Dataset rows
-- start --

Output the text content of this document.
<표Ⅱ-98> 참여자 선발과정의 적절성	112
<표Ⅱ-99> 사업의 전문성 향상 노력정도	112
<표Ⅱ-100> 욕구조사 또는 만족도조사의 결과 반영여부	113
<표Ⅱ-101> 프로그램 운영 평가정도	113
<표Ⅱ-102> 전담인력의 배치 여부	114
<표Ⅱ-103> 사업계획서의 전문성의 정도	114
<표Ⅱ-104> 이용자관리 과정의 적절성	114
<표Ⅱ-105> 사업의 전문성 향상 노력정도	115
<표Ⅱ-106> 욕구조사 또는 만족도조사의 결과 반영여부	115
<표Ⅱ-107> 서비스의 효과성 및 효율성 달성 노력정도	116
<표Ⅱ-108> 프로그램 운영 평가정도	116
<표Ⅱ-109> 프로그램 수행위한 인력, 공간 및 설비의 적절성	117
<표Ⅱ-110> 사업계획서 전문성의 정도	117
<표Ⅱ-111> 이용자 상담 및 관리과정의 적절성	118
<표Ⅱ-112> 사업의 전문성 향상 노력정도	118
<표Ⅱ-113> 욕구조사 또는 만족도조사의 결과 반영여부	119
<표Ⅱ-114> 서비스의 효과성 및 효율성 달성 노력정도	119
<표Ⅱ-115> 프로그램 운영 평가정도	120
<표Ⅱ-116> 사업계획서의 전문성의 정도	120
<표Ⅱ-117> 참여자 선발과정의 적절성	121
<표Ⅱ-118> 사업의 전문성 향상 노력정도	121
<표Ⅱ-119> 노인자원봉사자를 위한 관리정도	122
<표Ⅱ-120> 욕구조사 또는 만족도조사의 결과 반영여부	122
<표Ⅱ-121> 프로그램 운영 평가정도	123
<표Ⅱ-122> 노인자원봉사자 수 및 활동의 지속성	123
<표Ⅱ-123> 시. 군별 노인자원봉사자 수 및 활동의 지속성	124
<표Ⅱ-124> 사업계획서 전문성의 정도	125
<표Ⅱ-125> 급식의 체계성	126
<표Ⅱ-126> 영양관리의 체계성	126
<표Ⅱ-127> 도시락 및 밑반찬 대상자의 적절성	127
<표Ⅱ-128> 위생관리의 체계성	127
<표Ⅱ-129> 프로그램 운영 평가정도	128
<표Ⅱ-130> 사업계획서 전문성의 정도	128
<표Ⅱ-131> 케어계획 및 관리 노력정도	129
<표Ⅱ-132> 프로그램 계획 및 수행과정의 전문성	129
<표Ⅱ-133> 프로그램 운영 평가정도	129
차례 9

-- end --

## Task details
Scan the listing above for the word "평가정도" and show each line where it is found.

## The solution
<표Ⅱ-101> 프로그램 운영 평가정도	113
<표Ⅱ-108> 프로그램 운영 평가정도	116
<표Ⅱ-115> 프로그램 운영 평가정도	120
<표Ⅱ-121> 프로그램 운영 평가정도	123
<표Ⅱ-129> 프로그램 운영 평가정도	128
<표Ⅱ-133> 프로그램 운영 평가정도	129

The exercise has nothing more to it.